§ **Written instruction**:
Write each line out again exactly as written.

§ **Provided data**:
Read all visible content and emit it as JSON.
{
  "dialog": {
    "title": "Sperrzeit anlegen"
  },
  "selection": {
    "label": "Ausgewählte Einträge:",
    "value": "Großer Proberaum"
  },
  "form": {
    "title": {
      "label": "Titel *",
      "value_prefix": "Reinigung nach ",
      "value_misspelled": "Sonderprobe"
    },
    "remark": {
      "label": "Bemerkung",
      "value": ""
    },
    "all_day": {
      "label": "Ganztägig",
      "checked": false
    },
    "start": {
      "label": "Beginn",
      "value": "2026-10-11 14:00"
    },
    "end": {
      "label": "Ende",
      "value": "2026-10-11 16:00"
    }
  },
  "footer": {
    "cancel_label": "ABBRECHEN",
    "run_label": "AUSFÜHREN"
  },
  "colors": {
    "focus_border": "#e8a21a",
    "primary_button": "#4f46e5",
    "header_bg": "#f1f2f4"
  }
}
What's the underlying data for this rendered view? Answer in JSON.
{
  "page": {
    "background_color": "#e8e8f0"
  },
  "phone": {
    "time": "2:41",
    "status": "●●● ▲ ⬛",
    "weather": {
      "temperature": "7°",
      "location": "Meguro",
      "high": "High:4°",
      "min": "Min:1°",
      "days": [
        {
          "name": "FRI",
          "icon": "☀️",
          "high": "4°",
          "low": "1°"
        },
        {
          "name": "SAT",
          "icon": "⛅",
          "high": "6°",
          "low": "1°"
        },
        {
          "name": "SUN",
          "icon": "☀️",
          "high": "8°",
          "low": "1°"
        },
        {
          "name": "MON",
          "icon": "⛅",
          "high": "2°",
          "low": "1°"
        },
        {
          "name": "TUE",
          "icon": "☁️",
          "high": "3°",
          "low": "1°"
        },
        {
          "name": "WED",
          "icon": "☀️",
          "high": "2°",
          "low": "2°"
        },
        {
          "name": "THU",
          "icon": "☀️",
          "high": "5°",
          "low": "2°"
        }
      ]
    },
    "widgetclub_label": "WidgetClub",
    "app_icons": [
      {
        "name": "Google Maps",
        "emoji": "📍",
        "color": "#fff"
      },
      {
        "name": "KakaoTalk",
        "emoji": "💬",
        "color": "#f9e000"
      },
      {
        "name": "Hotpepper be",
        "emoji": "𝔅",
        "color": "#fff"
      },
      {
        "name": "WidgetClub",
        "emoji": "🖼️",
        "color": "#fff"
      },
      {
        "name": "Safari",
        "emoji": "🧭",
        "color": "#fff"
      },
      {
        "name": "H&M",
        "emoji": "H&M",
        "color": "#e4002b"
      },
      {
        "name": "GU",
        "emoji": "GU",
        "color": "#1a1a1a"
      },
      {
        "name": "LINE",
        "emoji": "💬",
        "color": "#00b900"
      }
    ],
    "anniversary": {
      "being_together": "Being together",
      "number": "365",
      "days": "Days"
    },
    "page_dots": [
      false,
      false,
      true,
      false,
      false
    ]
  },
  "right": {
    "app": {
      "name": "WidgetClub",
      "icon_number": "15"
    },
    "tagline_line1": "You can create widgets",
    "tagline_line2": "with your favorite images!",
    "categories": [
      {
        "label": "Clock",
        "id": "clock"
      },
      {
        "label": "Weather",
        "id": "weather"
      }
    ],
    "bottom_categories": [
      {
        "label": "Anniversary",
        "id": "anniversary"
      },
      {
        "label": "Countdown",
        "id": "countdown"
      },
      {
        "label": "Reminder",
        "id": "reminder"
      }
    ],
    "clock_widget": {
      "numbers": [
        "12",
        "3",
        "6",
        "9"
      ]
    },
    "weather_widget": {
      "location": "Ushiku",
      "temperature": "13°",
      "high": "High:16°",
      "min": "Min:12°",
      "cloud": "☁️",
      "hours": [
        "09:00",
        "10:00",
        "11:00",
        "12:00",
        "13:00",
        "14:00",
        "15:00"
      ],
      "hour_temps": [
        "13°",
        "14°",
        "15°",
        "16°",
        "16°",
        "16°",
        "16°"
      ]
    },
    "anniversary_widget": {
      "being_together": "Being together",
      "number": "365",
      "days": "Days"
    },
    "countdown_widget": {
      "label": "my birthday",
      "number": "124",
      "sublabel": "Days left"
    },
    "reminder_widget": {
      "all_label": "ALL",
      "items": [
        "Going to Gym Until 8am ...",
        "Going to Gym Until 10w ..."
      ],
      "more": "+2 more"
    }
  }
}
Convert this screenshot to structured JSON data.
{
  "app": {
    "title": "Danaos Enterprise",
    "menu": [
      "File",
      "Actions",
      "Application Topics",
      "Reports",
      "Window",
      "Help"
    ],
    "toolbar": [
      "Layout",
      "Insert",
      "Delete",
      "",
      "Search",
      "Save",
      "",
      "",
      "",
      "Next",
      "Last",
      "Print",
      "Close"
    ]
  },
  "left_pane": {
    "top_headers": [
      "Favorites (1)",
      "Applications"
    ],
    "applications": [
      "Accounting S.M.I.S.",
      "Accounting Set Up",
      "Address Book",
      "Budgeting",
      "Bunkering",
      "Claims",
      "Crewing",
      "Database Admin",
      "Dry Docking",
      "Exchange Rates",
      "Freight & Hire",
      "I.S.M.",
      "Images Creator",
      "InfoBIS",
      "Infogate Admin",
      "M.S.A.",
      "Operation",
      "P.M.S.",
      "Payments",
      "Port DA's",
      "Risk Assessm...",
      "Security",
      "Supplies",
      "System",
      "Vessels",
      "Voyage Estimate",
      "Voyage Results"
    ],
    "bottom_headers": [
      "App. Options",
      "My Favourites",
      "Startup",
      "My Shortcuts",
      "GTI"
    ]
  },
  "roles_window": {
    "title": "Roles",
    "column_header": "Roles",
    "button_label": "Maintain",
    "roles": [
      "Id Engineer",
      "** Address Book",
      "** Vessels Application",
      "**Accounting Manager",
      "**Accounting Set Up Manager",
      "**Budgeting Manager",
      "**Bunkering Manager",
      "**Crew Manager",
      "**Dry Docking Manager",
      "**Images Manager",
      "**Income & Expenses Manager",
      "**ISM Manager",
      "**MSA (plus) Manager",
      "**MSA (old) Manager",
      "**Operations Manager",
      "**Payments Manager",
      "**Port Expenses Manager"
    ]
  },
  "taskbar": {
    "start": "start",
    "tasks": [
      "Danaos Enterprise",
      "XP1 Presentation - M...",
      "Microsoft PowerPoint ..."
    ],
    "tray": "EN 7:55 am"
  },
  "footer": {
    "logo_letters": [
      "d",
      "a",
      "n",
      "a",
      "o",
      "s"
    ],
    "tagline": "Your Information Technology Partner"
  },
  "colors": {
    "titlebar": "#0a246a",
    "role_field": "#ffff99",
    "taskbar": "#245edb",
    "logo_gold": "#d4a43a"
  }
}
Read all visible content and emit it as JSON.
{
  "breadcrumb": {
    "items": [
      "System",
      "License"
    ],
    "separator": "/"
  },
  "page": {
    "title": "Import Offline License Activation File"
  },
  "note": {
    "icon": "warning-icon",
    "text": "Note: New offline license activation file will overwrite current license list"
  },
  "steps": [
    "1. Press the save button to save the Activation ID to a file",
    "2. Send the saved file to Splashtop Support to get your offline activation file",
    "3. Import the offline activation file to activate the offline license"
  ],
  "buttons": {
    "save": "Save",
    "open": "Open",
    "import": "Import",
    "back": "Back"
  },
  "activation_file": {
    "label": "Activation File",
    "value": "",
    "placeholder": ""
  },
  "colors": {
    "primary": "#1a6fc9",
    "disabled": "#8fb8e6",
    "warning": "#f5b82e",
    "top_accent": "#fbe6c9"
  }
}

§ **Response to this exercise**:
Read all visible content and emit it as JSON.
{
  "dialog": {
    "title": "Sperrzeit anlegen"
  },
  "selection": {
    "label": "Ausgewählte Einträge:",
    "value": "Großer Proberaum"
  },
  "form": {
    "title": {
      "label": "Titel *",
      "value_prefix": "Reinigung nach ",
      "value_misspelled": "Sonderprobe"
    },
    "remark": {
      "label": "Bemerkung",
      "value": ""
    },
    "all_day": {
      "label": "Ganztägig",
      "checked": false
    },
    "start": {
      "label": "Beginn",
      "value": "2026-10-11 14:00"
    },
    "end": {
      "label": "Ende",
      "value": "2026-10-11 16:00"
    }
  },
  "footer": {
    "cancel_label": "ABBRECHEN",
    "run_label": "AUSFÜHREN"
  },
  "colors": {
    "focus_border": "#e8a21a",
    "primary_button": "#4f46e5",
    "header_bg": "#f1f2f4"
  }
}
What's the underlying data for this rendered view? Answer in JSON.
{
  "page": {
    "background_color": "#e8e8f0"
  },
  "phone": {
    "time": "2:41",
    "status": "●●● ▲ ⬛",
    "weather": {
      "temperature": "7°",
      "location": "Meguro",
      "high": "High:4°",
      "min": "Min:1°",
      "days": [
        {
          "name": "FRI",
          "icon": "☀️",
          "high": "4°",
          "low": "1°"
        },
        {
          "name": "SAT",
          "icon": "⛅",
          "high": "6°",
          "low": "1°"
        },
        {
          "name": "SUN",
          "icon": "☀️",
          "high": "8°",
          "low": "1°"
        },
        {
          "name": "MON",
          "icon": "⛅",
          "high": "2°",
          "low": "1°"
        },
        {
          "name": "TUE",
          "icon": "☁️",
          "high": "3°",
          "low": "1°"
        },
        {
          "name": "WED",
          "icon": "☀️",
          "high": "2°",
          "low": "2°"
        },
        {
          "name": "THU",
          "icon": "☀️",
          "high": "5°",
          "low": "2°"
        }
      ]
    },
    "widgetclub_label": "WidgetClub",
    "app_icons": [
      {
        "name": "Google Maps",
        "emoji": "📍",
        "color": "#fff"
      },
      {
        "name": "KakaoTalk",
        "emoji": "💬",
        "color": "#f9e000"
      },
      {
        "name": "Hotpepper be",
        "emoji": "𝔅",
        "color": "#fff"
      },
      {
        "name": "WidgetClub",
        "emoji": "🖼️",
        "color": "#fff"
      },
      {
        "name": "Safari",
        "emoji": "🧭",
        "color": "#fff"
      },
      {
        "name": "H&M",
        "emoji": "H&M",
        "color": "#e4002b"
      },
      {
        "name": "GU",
        "emoji": "GU",
        "color": "#1a1a1a"
      },
      {
        "name": "LINE",
        "emoji": "💬",
        "color": "#00b900"
      }
    ],
    "anniversary": {
      "being_together": "Being together",
      "number": "365",
      "days": "Days"
    },
    "page_dots": [
      false,
      false,
      true,
      false,
      false
    ]
  },
  "right": {
    "app": {
      "name": "WidgetClub",
      "icon_number": "15"
    },
    "tagline_line1": "You can create widgets",
    "tagline_line2": "with your favorite images!",
    "categories": [
      {
        "label": "Clock",
        "id": "clock"
      },
      {
        "label": "Weather",
        "id": "weather"
      }
    ],
    "bottom_categories": [
      {
        "label": "Anniversary",
        "id": "anniversary"
      },
      {
        "label": "Countdown",
        "id": "countdown"
      },
      {
        "label": "Reminder",
        "id": "reminder"
      }
    ],
    "clock_widget": {
      "numbers": [
        "12",
        "3",
        "6",
        "9"
      ]
    },
    "weather_widget": {
      "location": "Ushiku",
      "temperature": "13°",
      "high": "High:16°",
      "min": "Min:12°",
      "cloud": "☁️",
      "hours": [
        "09:00",
        "10:00",
        "11:00",
        "12:00",
        "13:00",
        "14:00",
        "15:00"
      ],
      "hour_temps": [
        "13°",
        "14°",
        "15°",
        "16°",
        "16°",
        "16°",
        "16°"
      ]
    },
    "anniversary_widget": {
      "being_together": "Being together",
      "number": "365",
      "days": "Days"
    },
    "countdown_widget": {
      "label": "my birthday",
      "number": "124",
      "sublabel": "Days left"
    },
    "reminder_widget": {
      "all_label": "ALL",
      "items": [
        "Going to Gym Until 8am ...",
        "Going to Gym Until 10w ..."
      ],
      "more": "+2 more"
    }
  }
}
Convert this screenshot to structured JSON data.
{
  "app": {
    "title": "Danaos Enterprise",
    "menu": [
      "File",
      "Actions",
      "Application Topics",
      "Reports",
      "Window",
      "Help"
    ],
    "toolbar": [
      "Layout",
      "Insert",
      "Delete",
      "",
      "Search",
      "Save",
      "",
      "",
      "",
      "Next",
      "Last",
      "Print",
      "Close"
    ]
  },
  "left_pane": {
    "top_headers": [
      "Favorites (1)",
      "Applications"
    ],
    "applications": [
      "Accounting S.M.I.S.",
      "Accounting Set Up",
      "Address Book",
      "Budgeting",
      "Bunkering",
      "Claims",
      "Crewing",
      "Database Admin",
      "Dry Docking",
      "Exchange Rates",
      "Freight & Hire",
      "I.S.M.",
      "Images Creator",
      "InfoBIS",
      "Infogate Admin",
      "M.S.A.",
      "Operation",
      "P.M.S.",
      "Payments",
      "Port DA's",
      "Risk Assessm...",
      "Security",
      "Supplies",
      "System",
      "Vessels",
      "Voyage Estimate",
      "Voyage Results"
    ],
    "bottom_headers": [
      "App. Options",
      "My Favourites",
      "Startup",
      "My Shortcuts",
      "GTI"
    ]
  },
  "roles_window": {
    "title": "Roles",
    "column_header": "Roles",
    "button_label": "Maintain",
    "roles": [
      "Id Engineer",
      "** Address Book",
      "** Vessels Application",
      "**Accounting Manager",
      "**Accounting Set Up Manager",
      "**Budgeting Manager",
      "**Bunkering Manager",
      "**Crew Manager",
      "**Dry Docking Manager",
      "**Images Manager",
      "**Income & Expenses Manager",
      "**ISM Manager",
      "**MSA (plus) Manager",
      "**MSA (old) Manager",
      "**Operations Manager",
      "**Payments Manager",
      "**Port Expenses Manager"
    ]
  },
  "taskbar": {
    "start": "start",
    "tasks": [
      "Danaos Enterprise",
      "XP1 Presentation - M...",
      "Microsoft PowerPoint ..."
    ],
    "tray": "EN 7:55 am"
  },
  "footer": {
    "logo_letters": [
      "d",
      "a",
      "n",
      "a",
      "o",
      "s"
    ],
    "tagline": "Your Information Technology Partner"
  },
  "colors": {
    "titlebar": "#0a246a",
    "role_field": "#ffff99",
    "taskbar": "#245edb",
    "logo_gold": "#d4a43a"
  }
}
Read all visible content and emit it as JSON.
{
  "breadcrumb": {
    "items": [
      "System",
      "License"
    ],
    "separator": "/"
  },
  "page": {
    "title": "Import Offline License Activation File"
  },
  "note": {
    "icon": "warning-icon",
    "text": "Note: New offline license activation file will overwrite current license list"
  },
  "steps": [
    "1. Press the save button to save the Activation ID to a file",
    "2. Send the saved file to Splashtop Support to get your offline activation file",
    "3. Import the offline activation file to activate the offline license"
  ],
  "buttons": {
    "save": "Save",
    "open": "Open",
    "import": "Import",
    "back": "Back"
  },
  "activation_file": {
    "label": "Activation File",
    "value": "",
    "placeholder": ""
  },
  "colors": {
    "primary": "#1a6fc9",
    "disabled": "#8fb8e6",
    "warning": "#f5b82e",
    "top_accent": "#fbe6c9"
  }
}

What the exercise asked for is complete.